■ **Supplied data**
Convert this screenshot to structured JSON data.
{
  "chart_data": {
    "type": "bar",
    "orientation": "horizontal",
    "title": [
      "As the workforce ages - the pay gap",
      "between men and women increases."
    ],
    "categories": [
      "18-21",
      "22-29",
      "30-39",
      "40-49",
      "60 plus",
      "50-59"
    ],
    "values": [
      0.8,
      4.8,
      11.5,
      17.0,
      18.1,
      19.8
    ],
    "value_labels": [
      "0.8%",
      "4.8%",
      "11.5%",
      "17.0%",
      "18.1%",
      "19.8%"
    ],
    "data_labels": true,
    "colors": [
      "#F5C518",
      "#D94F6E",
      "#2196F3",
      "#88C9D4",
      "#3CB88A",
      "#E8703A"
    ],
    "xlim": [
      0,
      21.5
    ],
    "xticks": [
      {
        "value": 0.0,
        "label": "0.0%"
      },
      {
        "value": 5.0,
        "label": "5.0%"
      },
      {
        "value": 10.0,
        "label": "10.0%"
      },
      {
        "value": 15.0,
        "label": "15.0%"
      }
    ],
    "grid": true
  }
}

■ **Short exercise**
Reproduce the listing in full. Keep it exactly as written.

■ **Expected output**
Convert this screenshot to structured JSON data.
{
  "chart_data": {
    "type": "bar",
    "orientation": "horizontal",
    "title": [
      "As the workforce ages - the pay gap",
      "between men and women increases."
    ],
    "categories": [
      "18-21",
      "22-29",
      "30-39",
      "40-49",
      "60 plus",
      "50-59"
    ],
    "values": [
      0.8,
      4.8,
      11.5,
      17.0,
      18.1,
      19.8
    ],
    "value_labels": [
      "0.8%",
      "4.8%",
      "11.5%",
      "17.0%",
      "18.1%",
      "19.8%"
    ],
    "data_labels": true,
    "colors": [
      "#F5C518",
      "#D94F6E",
      "#2196F3",
      "#88C9D4",
      "#3CB88A",
      "#E8703A"
    ],
    "xlim": [
      0,
      21.5
    ],
    "xticks": [
      {
        "value": 0.0,
        "label": "0.0%"
      },
      {
        "value": 5.0,
        "label": "5.0%"
      },
      {
        "value": 10.0,
        "label": "10.0%"
      },
      {
        "value": 15.0,
        "label": "15.0%"
      }
    ],
    "grid": true
  }
}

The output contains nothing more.